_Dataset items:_
>>>>
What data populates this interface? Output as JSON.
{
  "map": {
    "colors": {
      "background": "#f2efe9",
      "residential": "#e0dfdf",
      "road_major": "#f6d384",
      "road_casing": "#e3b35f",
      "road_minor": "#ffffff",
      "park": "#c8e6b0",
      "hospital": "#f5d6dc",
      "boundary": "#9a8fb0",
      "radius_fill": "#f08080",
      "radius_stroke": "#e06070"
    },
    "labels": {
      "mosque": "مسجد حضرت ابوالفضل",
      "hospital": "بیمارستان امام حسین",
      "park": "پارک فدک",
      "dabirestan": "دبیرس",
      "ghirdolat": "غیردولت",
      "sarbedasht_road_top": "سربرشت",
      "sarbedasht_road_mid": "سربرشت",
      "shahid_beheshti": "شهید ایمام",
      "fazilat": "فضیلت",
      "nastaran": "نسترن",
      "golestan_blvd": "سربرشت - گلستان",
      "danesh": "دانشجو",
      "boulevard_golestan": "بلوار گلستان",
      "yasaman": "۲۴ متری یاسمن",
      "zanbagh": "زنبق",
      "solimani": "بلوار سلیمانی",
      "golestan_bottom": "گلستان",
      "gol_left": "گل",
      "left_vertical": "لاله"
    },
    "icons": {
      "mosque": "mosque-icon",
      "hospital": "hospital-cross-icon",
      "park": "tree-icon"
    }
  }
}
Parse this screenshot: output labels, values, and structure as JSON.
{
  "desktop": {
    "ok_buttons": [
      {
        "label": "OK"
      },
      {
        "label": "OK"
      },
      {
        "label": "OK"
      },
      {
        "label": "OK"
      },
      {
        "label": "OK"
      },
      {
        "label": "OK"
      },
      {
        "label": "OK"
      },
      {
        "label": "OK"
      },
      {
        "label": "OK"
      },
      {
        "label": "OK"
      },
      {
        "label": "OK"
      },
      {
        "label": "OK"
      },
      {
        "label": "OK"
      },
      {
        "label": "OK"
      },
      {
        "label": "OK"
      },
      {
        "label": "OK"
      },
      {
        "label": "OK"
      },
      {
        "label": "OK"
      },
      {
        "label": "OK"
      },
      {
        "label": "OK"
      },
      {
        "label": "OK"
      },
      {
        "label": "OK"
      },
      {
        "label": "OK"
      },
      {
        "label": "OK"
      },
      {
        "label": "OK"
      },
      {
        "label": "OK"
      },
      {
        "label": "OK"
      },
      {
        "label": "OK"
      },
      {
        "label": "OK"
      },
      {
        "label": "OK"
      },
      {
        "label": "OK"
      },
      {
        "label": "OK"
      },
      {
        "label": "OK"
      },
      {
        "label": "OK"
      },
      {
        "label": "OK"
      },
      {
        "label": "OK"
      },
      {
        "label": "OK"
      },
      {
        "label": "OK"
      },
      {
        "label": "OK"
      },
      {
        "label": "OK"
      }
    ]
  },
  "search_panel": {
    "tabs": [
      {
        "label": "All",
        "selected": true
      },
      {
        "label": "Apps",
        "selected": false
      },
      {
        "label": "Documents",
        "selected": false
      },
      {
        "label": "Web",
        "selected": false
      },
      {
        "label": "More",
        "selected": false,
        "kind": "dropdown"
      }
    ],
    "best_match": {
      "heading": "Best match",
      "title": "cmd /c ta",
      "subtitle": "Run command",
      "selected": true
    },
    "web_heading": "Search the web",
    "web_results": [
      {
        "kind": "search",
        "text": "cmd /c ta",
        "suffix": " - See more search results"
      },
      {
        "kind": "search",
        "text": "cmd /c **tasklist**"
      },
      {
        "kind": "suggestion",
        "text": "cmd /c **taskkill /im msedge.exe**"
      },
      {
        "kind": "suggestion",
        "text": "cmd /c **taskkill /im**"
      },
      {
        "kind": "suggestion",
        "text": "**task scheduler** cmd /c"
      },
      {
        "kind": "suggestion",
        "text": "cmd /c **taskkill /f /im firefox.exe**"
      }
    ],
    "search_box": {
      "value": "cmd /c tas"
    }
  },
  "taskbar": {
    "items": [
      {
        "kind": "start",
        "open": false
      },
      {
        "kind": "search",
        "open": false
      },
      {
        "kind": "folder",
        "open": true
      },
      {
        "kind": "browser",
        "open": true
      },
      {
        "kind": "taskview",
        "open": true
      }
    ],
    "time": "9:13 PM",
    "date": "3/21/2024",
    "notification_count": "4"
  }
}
<<<<
_Prompt:_ Check each line of the entries above for the word "گلستان". List the ones that have it.

_Exercise result:_
      "golestan_blvd": "سربرشت - گلستان",
      "boulevard_golestan": "بلوار گلستان",
      "golestan_bottom": "گلستان",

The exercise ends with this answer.